- **Exercise**
Copy out each line below exactly as it appears.

-*-

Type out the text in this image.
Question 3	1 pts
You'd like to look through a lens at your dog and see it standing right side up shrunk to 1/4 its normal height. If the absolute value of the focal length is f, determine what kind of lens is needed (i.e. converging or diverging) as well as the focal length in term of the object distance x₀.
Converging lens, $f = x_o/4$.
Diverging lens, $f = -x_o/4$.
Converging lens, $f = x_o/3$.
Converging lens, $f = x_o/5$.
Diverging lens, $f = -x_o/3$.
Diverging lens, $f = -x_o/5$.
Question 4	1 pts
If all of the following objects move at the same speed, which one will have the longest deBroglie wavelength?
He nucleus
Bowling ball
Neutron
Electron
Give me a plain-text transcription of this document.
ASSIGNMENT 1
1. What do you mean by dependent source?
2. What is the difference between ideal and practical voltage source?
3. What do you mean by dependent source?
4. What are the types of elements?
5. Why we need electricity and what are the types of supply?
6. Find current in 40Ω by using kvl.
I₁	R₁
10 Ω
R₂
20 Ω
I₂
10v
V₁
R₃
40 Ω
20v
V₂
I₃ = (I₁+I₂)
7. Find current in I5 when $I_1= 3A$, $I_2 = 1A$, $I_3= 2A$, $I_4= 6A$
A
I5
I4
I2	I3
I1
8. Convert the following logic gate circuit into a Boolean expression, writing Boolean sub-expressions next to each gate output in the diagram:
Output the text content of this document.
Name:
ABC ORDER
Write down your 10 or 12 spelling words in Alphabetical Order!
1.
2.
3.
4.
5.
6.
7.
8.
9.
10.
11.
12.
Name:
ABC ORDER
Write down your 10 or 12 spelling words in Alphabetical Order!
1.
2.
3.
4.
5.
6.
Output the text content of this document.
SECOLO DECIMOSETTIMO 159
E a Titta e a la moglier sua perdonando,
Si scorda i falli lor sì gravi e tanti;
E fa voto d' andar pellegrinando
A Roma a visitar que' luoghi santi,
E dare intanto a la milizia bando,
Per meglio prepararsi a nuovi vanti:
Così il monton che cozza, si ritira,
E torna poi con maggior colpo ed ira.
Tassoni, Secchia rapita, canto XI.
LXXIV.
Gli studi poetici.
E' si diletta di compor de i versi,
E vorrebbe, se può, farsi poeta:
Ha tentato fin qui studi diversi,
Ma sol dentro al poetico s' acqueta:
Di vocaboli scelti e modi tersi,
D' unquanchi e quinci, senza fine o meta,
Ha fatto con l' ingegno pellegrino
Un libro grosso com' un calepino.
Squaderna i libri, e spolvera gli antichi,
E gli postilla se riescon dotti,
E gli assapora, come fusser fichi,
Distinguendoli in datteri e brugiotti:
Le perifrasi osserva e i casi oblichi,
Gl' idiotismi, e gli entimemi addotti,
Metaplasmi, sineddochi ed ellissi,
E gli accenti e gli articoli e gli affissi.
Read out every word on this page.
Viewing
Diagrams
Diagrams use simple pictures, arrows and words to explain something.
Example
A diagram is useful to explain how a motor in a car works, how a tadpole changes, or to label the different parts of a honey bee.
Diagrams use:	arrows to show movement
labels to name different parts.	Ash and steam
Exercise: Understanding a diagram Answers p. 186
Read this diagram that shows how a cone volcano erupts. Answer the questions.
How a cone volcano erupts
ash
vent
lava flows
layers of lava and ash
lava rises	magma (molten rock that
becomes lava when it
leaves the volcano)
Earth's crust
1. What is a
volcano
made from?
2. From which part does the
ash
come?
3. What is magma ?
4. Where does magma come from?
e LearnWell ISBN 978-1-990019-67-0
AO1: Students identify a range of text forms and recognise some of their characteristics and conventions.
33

-*-

- **Exercise output**
Type out the text in this image.
Question 3	1 pts
You'd like to look through a lens at your dog and see it standing right side up shrunk to 1/4 its normal height. If the absolute value of the focal length is f, determine what kind of lens is needed (i.e. converging or diverging) as well as the focal length in term of the object distance x₀.
Converging lens, $f = x_o/4$.
Diverging lens, $f = -x_o/4$.
Converging lens, $f = x_o/3$.
Converging lens, $f = x_o/5$.
Diverging lens, $f = -x_o/3$.
Diverging lens, $f = -x_o/5$.
Question 4	1 pts
If all of the following objects move at the same speed, which one will have the longest deBroglie wavelength?
He nucleus
Bowling ball
Neutron
Electron
Give me a plain-text transcription of this document.
ASSIGNMENT 1
1. What do you mean by dependent source?
2. What is the difference between ideal and practical voltage source?
3. What do you mean by dependent source?
4. What are the types of elements?
5. Why we need electricity and what are the types of supply?
6. Find current in 40Ω by using kvl.
I₁	R₁
10 Ω
R₂
20 Ω
I₂
10v
V₁
R₃
40 Ω
20v
V₂
I₃ = (I₁+I₂)
7. Find current in I5 when $I_1= 3A$, $I_2 = 1A$, $I_3= 2A$, $I_4= 6A$
A
I5
I4
I2	I3
I1
8. Convert the following logic gate circuit into a Boolean expression, writing Boolean sub-expressions next to each gate output in the diagram:
Output the text content of this document.
Name:
ABC ORDER
Write down your 10 or 12 spelling words in Alphabetical Order!
1.
2.
3.
4.
5.
6.
7.
8.
9.
10.
11.
12.
Name:
ABC ORDER
Write down your 10 or 12 spelling words in Alphabetical Order!
1.
2.
3.
4.
5.
6.
Output the text content of this document.
SECOLO DECIMOSETTIMO 159
E a Titta e a la moglier sua perdonando,
Si scorda i falli lor sì gravi e tanti;
E fa voto d' andar pellegrinando
A Roma a visitar que' luoghi santi,
E dare intanto a la milizia bando,
Per meglio prepararsi a nuovi vanti:
Così il monton che cozza, si ritira,
E torna poi con maggior colpo ed ira.
Tassoni, Secchia rapita, canto XI.
LXXIV.
Gli studi poetici.
E' si diletta di compor de i versi,
E vorrebbe, se può, farsi poeta:
Ha tentato fin qui studi diversi,
Ma sol dentro al poetico s' acqueta:
Di vocaboli scelti e modi tersi,
D' unquanchi e quinci, senza fine o meta,
Ha fatto con l' ingegno pellegrino
Un libro grosso com' un calepino.
Squaderna i libri, e spolvera gli antichi,
E gli postilla se riescon dotti,
E gli assapora, come fusser fichi,
Distinguendoli in datteri e brugiotti:
Le perifrasi osserva e i casi oblichi,
Gl' idiotismi, e gli entimemi addotti,
Metaplasmi, sineddochi ed ellissi,
E gli accenti e gli articoli e gli affissi.
Read out every word on this page.
Viewing
Diagrams
Diagrams use simple pictures, arrows and words to explain something.
Example
A diagram is useful to explain how a motor in a car works, how a tadpole changes, or to label the different parts of a honey bee.
Diagrams use:	arrows to show movement
labels to name different parts.	Ash and steam
Exercise: Understanding a diagram Answers p. 186
Read this diagram that shows how a cone volcano erupts. Answer the questions.
How a cone volcano erupts
ash
vent
lava flows
layers of lava and ash
lava rises	magma (molten rock that
becomes lava when it
leaves the volcano)
Earth's crust
1. What is a
volcano
made from?
2. From which part does the
ash
come?
3. What is magma ?
4. Where does magma come from?
e LearnWell ISBN 978-1-990019-67-0
AO1: Students identify a range of text forms and recognise some of their characteristics and conventions.
33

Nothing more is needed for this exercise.